**Records to use:**
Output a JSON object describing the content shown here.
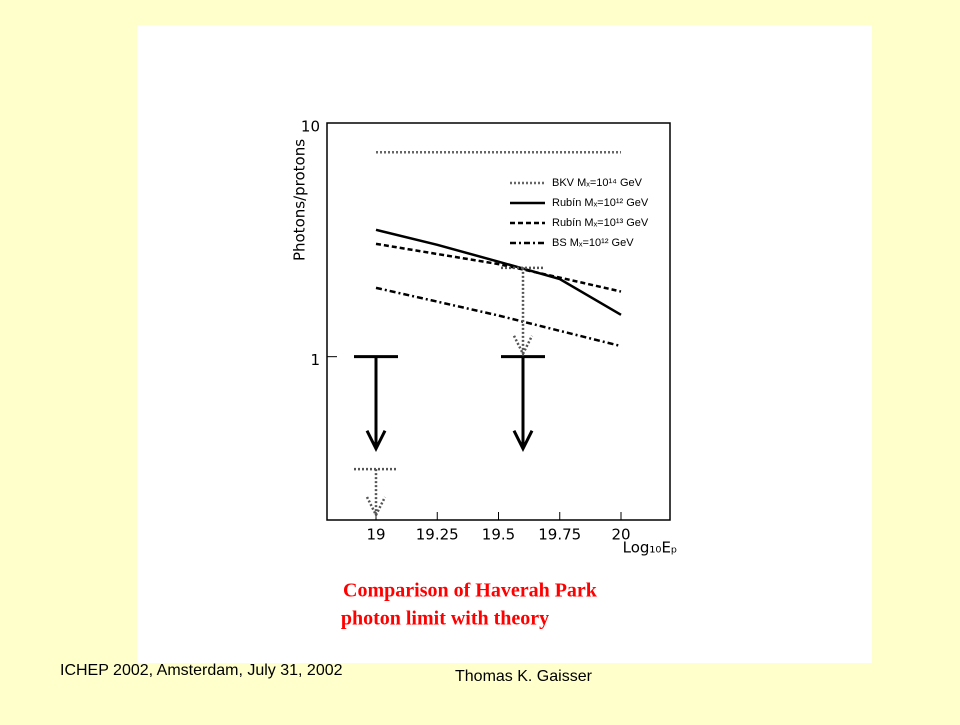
{
  "chart_data": {
    "type": "line",
    "y_label": "Photons/protons",
    "x_label": "Log₁₀Eₚ",
    "caption": [
      "Comparison of Haverah Park",
      "photon limit with theory"
    ],
    "x": [
      19,
      19.25,
      19.5,
      19.75,
      20
    ],
    "xlim": [
      18.8,
      20.2
    ],
    "xticks": [
      19,
      19.25,
      19.5,
      19.75,
      20
    ],
    "ylim": [
      0.2,
      10
    ],
    "yticks": [
      1,
      10
    ],
    "log_y": true,
    "legend": "upper right",
    "series": [
      {
        "name": "BKV Mₓ=10¹⁴ GeV",
        "color": "#666666",
        "style": "dotted",
        "values": [
          7.5,
          7.5,
          7.5,
          7.5,
          7.5
        ]
      },
      {
        "name": "Rubín Mₓ=10¹² GeV",
        "color": "#000000",
        "style": "solid",
        "values": [
          3.49,
          3.01,
          2.55,
          2.15,
          1.51
        ]
      },
      {
        "name": "Rubín Mₓ=10¹³ GeV",
        "color": "#000000",
        "style": "dashed",
        "values": [
          3.04,
          2.75,
          2.49,
          2.18,
          1.9
        ]
      },
      {
        "name": "BS Mₓ=10¹² GeV",
        "color": "#000000",
        "style": "dashdot",
        "values": [
          1.97,
          1.72,
          1.5,
          1.29,
          1.11
        ]
      }
    ],
    "limits": [
      {
        "x": 19,
        "value": 1,
        "style": "solid"
      },
      {
        "x": 19.6,
        "value": 1,
        "style": "solid"
      },
      {
        "x": 19,
        "value": 0.33,
        "style": "dotted"
      },
      {
        "x": 19.6,
        "value": 2.4,
        "style": "dotted"
      }
    ]
  },
  "footer": {
    "left": "ICHEP 2002, Amsterdam, July 31, 2002",
    "right": "Thomas K. Gaisser"
  }
}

**Goal:**
Exclude every picture and copy the remaining data exactly.

**Finished task:**
Output a JSON object describing the content shown here.
{
  "chart_data": {
    "type": "line",
    "y_label": "Photons/protons",
    "x_label": "Log₁₀Eₚ",
    "caption": [
      "Comparison of Haverah Park",
      "photon limit with theory"
    ],
    "x": [
      19,
      19.25,
      19.5,
      19.75,
      20
    ],
    "xlim": [
      18.8,
      20.2
    ],
    "xticks": [
      19,
      19.25,
      19.5,
      19.75,
      20
    ],
    "ylim": [
      0.2,
      10
    ],
    "yticks": [
      1,
      10
    ],
    "log_y": true,
    "legend": "upper right",
    "series": [
      {
        "name": "BKV Mₓ=10¹⁴ GeV",
        "color": "#666666",
        "style": "dotted",
        "values": [
          7.5,
          7.5,
          7.5,
          7.5,
          7.5
        ]
      },
      {
        "name": "Rubín Mₓ=10¹² GeV",
        "color": "#000000",
        "style": "solid",
        "values": [
          3.49,
          3.01,
          2.55,
          2.15,
          1.51
        ]
      },
      {
        "name": "Rubín Mₓ=10¹³ GeV",
        "color": "#000000",
        "style": "dashed",
        "values": [
          3.04,
          2.75,
          2.49,
          2.18,
          1.9
        ]
      },
      {
        "name": "BS Mₓ=10¹² GeV",
        "color": "#000000",
        "style": "dashdot",
        "values": [
          1.97,
          1.72,
          1.5,
          1.29,
          1.11
        ]
      }
    ],
    "limits": [
      {
        "x": 19,
        "value": 1,
        "style": "solid"
      },
      {
        "x": 19.6,
        "value": 1,
        "style": "solid"
      },
      {
        "x": 19,
        "value": 0.33,
        "style": "dotted"
      },
      {
        "x": 19.6,
        "value": 2.4,
        "style": "dotted"
      }
    ]
  },
  "footer": {
    "left": "ICHEP 2002, Amsterdam, July 31, 2002",
    "right": "Thomas K. Gaisser"
  }
}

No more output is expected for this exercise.